━━ Source text ━━

2018-05-22 Thread Javier Sánchez Portero
I agree with the solution mentioned by Thorsten. The keys oneway=no +
[lanes=2] + division=no have much more sense to me than tagging lanes=1 +
oneway=no for this kind of highway (just the same width that a two lanes
way but without division).

A proper value could serve to indicate also that the division was present
once ago but actually are blured, as Martin suggested.

I would like a proposal for the division key and a clarification in they
key lanes wiki.

Cheers, Javier


El mar., 22 may. 2018 18:46,  escribió:

> Personally, I tend to tag roads that are wide enough for 2 lanes (two cars
> can pass each other without noticeably slowing down) and which are clearly
> meant to be two lane (one lane each direction) roads with:
>
> lanes=2
> divider=no
>
> Yes, I know that is in violation of the strict reading of the wiki, but I
> feel it makes sense, and as far as I can determine, tagging roads that are
> meant to have two lanes with lanes=2 even in the absence of such road
> markings seems to be pretty widespread practice. (The use of the divider
> tag isn't very widespread, but again, I feel it makes sense in this
> context.)
>
> Cheers,
> Thorsten
>
> > -Original Message-
> > From: Tod Fitch 
> > Sent: Wednesday, 23 May 2018 01:18
> > To: Tag discussion, strategy and related tools
> > 
> > Subject: [Tagging] Sample tagging for highways with no lane
> > markings
> >
> > In reviewing the wiki in preparation to fixing some of my older
> > mapping, it seems there is an inconsistency in how to tag a road
> > that is wide enough to two lanes of traffic but is lacking lane
> > striping.

━━━
━━ Entries ━━

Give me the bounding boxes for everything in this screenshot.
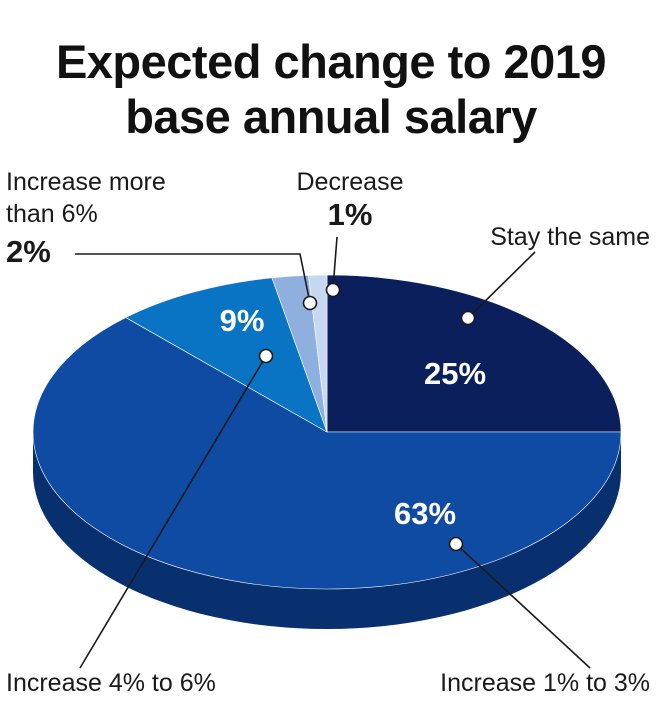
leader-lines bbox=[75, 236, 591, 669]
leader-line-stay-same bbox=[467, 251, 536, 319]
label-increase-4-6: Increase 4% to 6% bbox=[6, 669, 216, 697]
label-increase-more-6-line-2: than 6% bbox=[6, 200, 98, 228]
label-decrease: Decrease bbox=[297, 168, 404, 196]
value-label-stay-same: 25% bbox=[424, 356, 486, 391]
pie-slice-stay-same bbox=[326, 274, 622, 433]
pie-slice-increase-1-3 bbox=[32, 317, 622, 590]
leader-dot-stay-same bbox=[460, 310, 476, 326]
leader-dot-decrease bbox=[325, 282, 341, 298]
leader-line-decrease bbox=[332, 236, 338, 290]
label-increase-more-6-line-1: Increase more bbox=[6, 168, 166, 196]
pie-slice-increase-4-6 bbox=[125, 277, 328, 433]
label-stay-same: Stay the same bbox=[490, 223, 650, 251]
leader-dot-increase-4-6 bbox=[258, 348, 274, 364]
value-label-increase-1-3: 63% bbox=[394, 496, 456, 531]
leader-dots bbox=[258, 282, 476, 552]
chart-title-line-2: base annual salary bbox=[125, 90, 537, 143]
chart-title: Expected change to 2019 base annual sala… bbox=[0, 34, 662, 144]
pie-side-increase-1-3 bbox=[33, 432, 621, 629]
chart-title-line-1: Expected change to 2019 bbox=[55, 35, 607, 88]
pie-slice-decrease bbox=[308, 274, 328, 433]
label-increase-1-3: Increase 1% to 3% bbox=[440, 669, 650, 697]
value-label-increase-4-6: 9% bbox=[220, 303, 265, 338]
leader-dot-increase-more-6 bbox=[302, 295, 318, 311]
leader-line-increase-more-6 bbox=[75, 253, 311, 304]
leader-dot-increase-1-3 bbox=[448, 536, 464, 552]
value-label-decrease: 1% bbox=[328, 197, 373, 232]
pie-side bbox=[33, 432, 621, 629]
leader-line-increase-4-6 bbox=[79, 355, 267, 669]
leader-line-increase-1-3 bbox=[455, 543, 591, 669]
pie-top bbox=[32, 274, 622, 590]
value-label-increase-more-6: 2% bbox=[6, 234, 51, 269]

━━━

## Problem to work on
Revise the passage of the tagging thread that opens with the words containing "2018-05-22 Thread Javier" and closes with "but without division).", writing "road" in place of "highway".

## Result of the exercise
2018-05-22 Thread Javier Sánchez Portero
I agree with the solution mentioned by Thorsten. The keys oneway=no +
[lanes=2] + division=no have much more sense to me than tagging lanes=1 +
oneway=no for this kind of road (just the same width that a two lanes
way but without division).